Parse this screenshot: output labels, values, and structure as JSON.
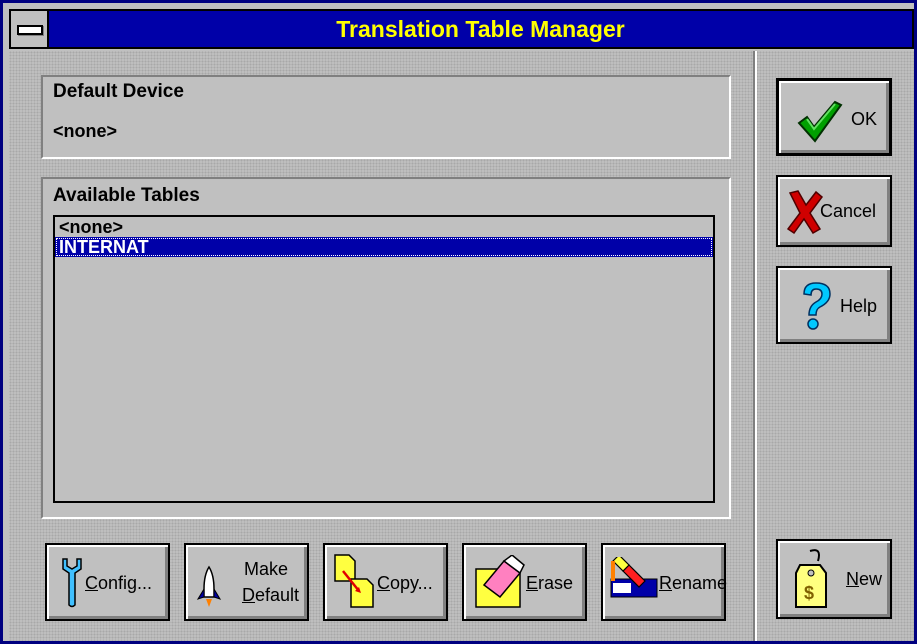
{
  "window": {
    "title": "Translation Table Manager"
  },
  "default_device": {
    "label": "Default Device",
    "value": "<none>"
  },
  "available_tables": {
    "label": "Available Tables",
    "items": [
      {
        "label": "<none>",
        "selected": false
      },
      {
        "label": "INTERNAT",
        "selected": true
      }
    ]
  },
  "side_buttons": {
    "ok": {
      "label": "OK",
      "icon": "checkmark-icon"
    },
    "cancel": {
      "label": "Cancel",
      "icon": "red-x-icon"
    },
    "help": {
      "label": "Help",
      "icon": "question-mark-icon"
    },
    "new": {
      "accel": "N",
      "rest": "ew",
      "icon": "price-tag-icon"
    }
  },
  "bottom_buttons": {
    "config": {
      "accel": "C",
      "rest": "onfig...",
      "icon": "wrench-icon"
    },
    "make_default": {
      "line1": "Make",
      "accel": "D",
      "rest": "efault",
      "icon": "rocket-icon"
    },
    "copy": {
      "accel": "C",
      "rest": "opy...",
      "icon": "copy-documents-icon"
    },
    "erase": {
      "accel": "E",
      "rest": "rase",
      "icon": "eraser-icon"
    },
    "rename": {
      "accel": "R",
      "rest": "ename",
      "icon": "rename-icon"
    }
  },
  "colors": {
    "title_bg": "#0000a8",
    "title_text": "#ffff00",
    "selection": "#0000a8",
    "face": "#c0c0c0"
  }
}
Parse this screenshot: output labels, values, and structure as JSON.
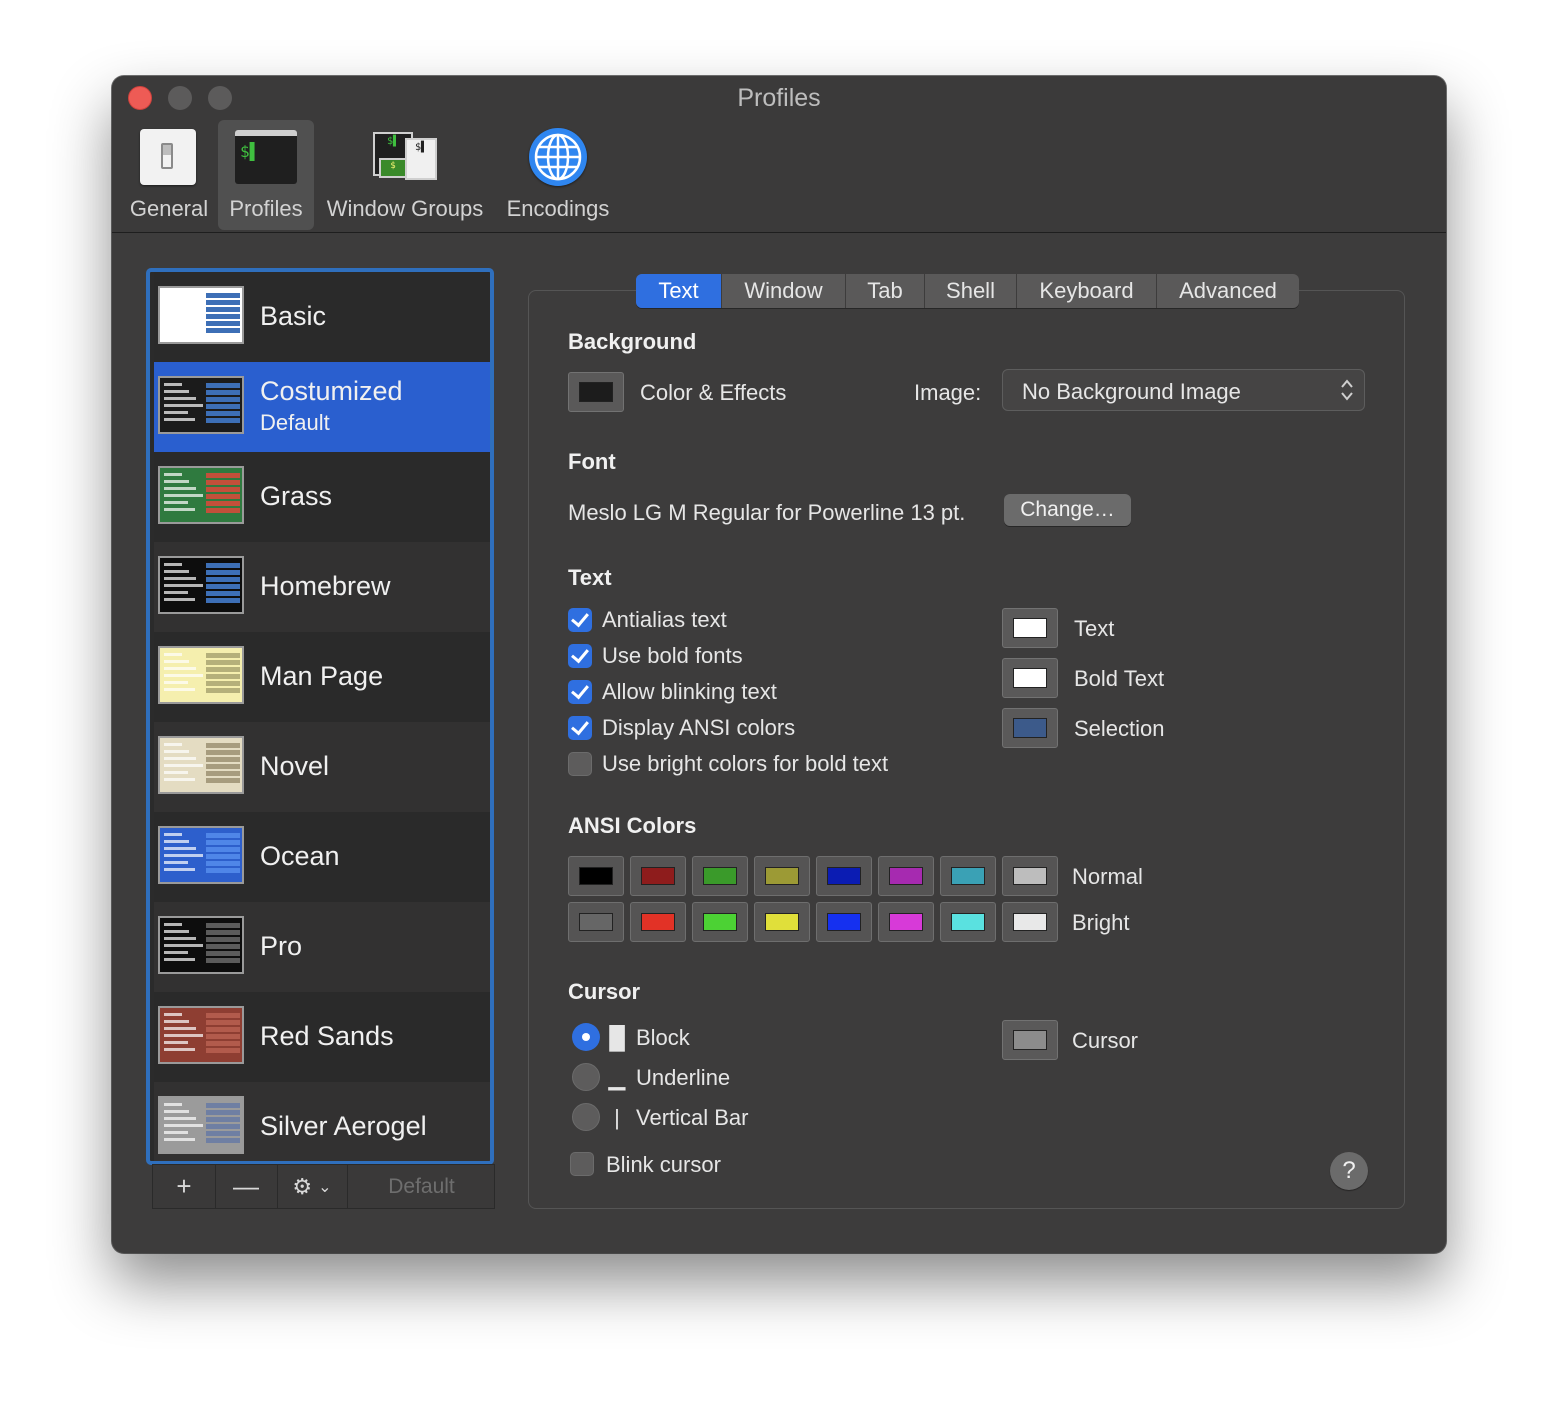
{
  "window": {
    "title": "Profiles",
    "toolbar": [
      {
        "label": "General",
        "icon": "general-switch-icon"
      },
      {
        "label": "Profiles",
        "icon": "terminal-icon"
      },
      {
        "label": "Window Groups",
        "icon": "window-groups-icon"
      },
      {
        "label": "Encodings",
        "icon": "globe-icon"
      }
    ],
    "active_toolbar": "Profiles"
  },
  "profiles": {
    "items": [
      {
        "name": "Basic",
        "thumb_bg": "#ffffff",
        "thumb_bar": "#3d6fb6"
      },
      {
        "name": "Costumized",
        "sub": "Default",
        "selected": true,
        "thumb_bg": "#1b1b1b",
        "thumb_bar": "#3d6fb6"
      },
      {
        "name": "Grass",
        "thumb_bg": "#2f7a3f",
        "thumb_bar": "#c2503a"
      },
      {
        "name": "Homebrew",
        "thumb_bg": "#0d0d0d",
        "thumb_bar": "#3d6fb6"
      },
      {
        "name": "Man Page",
        "thumb_bg": "#f5efae",
        "thumb_bar": "#b5b07a"
      },
      {
        "name": "Novel",
        "thumb_bg": "#e4dcc2",
        "thumb_bar": "#a79c7e"
      },
      {
        "name": "Ocean",
        "thumb_bg": "#2d5fcc",
        "thumb_bar": "#4f86e8"
      },
      {
        "name": "Pro",
        "thumb_bg": "#0d0d0d",
        "thumb_bar": "#5b5b5b"
      },
      {
        "name": "Red Sands",
        "thumb_bg": "#8e3e32",
        "thumb_bar": "#b25b4c"
      },
      {
        "name": "Silver Aerogel",
        "thumb_bg": "#9b9b9b",
        "thumb_bar": "#6f7fa3"
      }
    ],
    "tools": {
      "add": "+",
      "remove": "—",
      "gear": "⚙",
      "default_label": "Default"
    }
  },
  "tabs": {
    "items": [
      "Text",
      "Window",
      "Tab",
      "Shell",
      "Keyboard",
      "Advanced"
    ],
    "active": "Text"
  },
  "background": {
    "heading": "Background",
    "color_effects_label": "Color & Effects",
    "color": "#1c1c1c",
    "image_label": "Image:",
    "image_value": "No Background Image"
  },
  "font": {
    "heading": "Font",
    "value": "Meslo LG M Regular for Powerline 13 pt.",
    "change_label": "Change…"
  },
  "text": {
    "heading": "Text",
    "checkboxes": [
      {
        "label": "Antialias text",
        "checked": true
      },
      {
        "label": "Use bold fonts",
        "checked": true
      },
      {
        "label": "Allow blinking text",
        "checked": true
      },
      {
        "label": "Display ANSI colors",
        "checked": true
      },
      {
        "label": "Use bright colors for bold text",
        "checked": false
      }
    ],
    "colors": [
      {
        "label": "Text",
        "color": "#ffffff"
      },
      {
        "label": "Bold Text",
        "color": "#ffffff"
      },
      {
        "label": "Selection",
        "color": "#3c5a8a"
      }
    ]
  },
  "ansi": {
    "heading": "ANSI Colors",
    "normal_label": "Normal",
    "bright_label": "Bright",
    "normal": [
      "#000000",
      "#8e1c1c",
      "#3a9a2a",
      "#9c9a35",
      "#0b1cb3",
      "#a62ab0",
      "#3aa1b5",
      "#bdbdbd"
    ],
    "bright": [
      "#666666",
      "#e23226",
      "#4cd234",
      "#e0df3a",
      "#1530f0",
      "#d73ad8",
      "#5ae1e0",
      "#e8e8e8"
    ]
  },
  "cursor": {
    "heading": "Cursor",
    "options": [
      {
        "glyph": "█",
        "label": "Block",
        "selected": true
      },
      {
        "glyph": "▁",
        "label": "Underline",
        "selected": false
      },
      {
        "glyph": "|",
        "label": "Vertical Bar",
        "selected": false
      }
    ],
    "blink_label": "Blink cursor",
    "blink_checked": false,
    "color_label": "Cursor",
    "color": "#8c8c8c"
  },
  "help_label": "?"
}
....................
Scan the lines for the string "accel". Pick out every line that has it.

TASK RESPONSE.
      "accel": "N",
      "accel": "C",
      "accel": "D",
      "accel": "C",
      "accel": "E",
      "accel": "R",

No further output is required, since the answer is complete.